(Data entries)
---+---

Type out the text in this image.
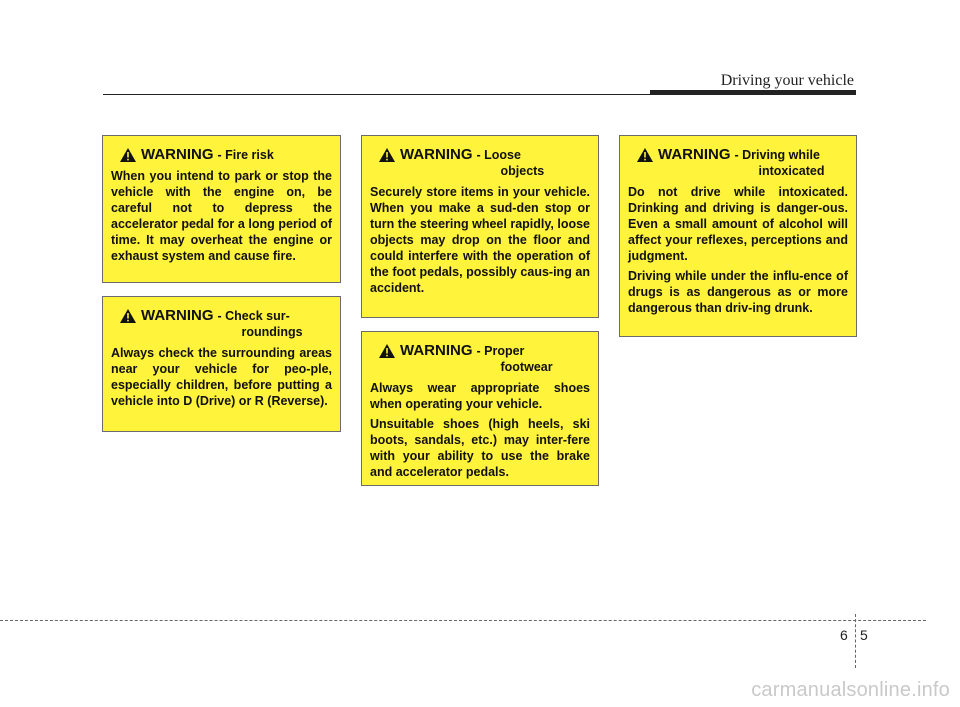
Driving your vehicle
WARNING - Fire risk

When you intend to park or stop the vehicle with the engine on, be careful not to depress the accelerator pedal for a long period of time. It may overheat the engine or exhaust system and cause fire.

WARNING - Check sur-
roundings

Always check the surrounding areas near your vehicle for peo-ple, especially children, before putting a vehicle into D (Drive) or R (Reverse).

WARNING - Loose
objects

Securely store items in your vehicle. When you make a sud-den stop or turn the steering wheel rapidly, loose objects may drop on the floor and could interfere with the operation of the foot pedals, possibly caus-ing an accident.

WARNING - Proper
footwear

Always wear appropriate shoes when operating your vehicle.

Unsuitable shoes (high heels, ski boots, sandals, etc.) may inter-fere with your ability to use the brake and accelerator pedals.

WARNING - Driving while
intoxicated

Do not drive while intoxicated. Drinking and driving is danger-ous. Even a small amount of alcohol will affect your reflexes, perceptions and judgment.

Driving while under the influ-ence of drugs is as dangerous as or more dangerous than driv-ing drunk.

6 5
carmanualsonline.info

---+---

**WORK REQUIRED**
Copy out the entries verbatim and leave the images out.

**SOLUTION BELOW**
Type out the text in this image.
Driving your vehicle
WARNING - Fire risk

When you intend to park or stop the vehicle with the engine on, be careful not to depress the accelerator pedal for a long period of time. It may overheat the engine or exhaust system and cause fire.

WARNING - Check sur-
roundings

Always check the surrounding areas near your vehicle for peo-ple, especially children, before putting a vehicle into D (Drive) or R (Reverse).

WARNING - Loose
objects

Securely store items in your vehicle. When you make a sud-den stop or turn the steering wheel rapidly, loose objects may drop on the floor and could interfere with the operation of the foot pedals, possibly caus-ing an accident.

WARNING - Proper
footwear

Always wear appropriate shoes when operating your vehicle.

Unsuitable shoes (high heels, ski boots, sandals, etc.) may inter-fere with your ability to use the brake and accelerator pedals.

WARNING - Driving while
intoxicated

Do not drive while intoxicated. Drinking and driving is danger-ous. Even a small amount of alcohol will affect your reflexes, perceptions and judgment.

Driving while under the influ-ence of drugs is as dangerous as or more dangerous than driv-ing drunk.

6 5
carmanualsonline.info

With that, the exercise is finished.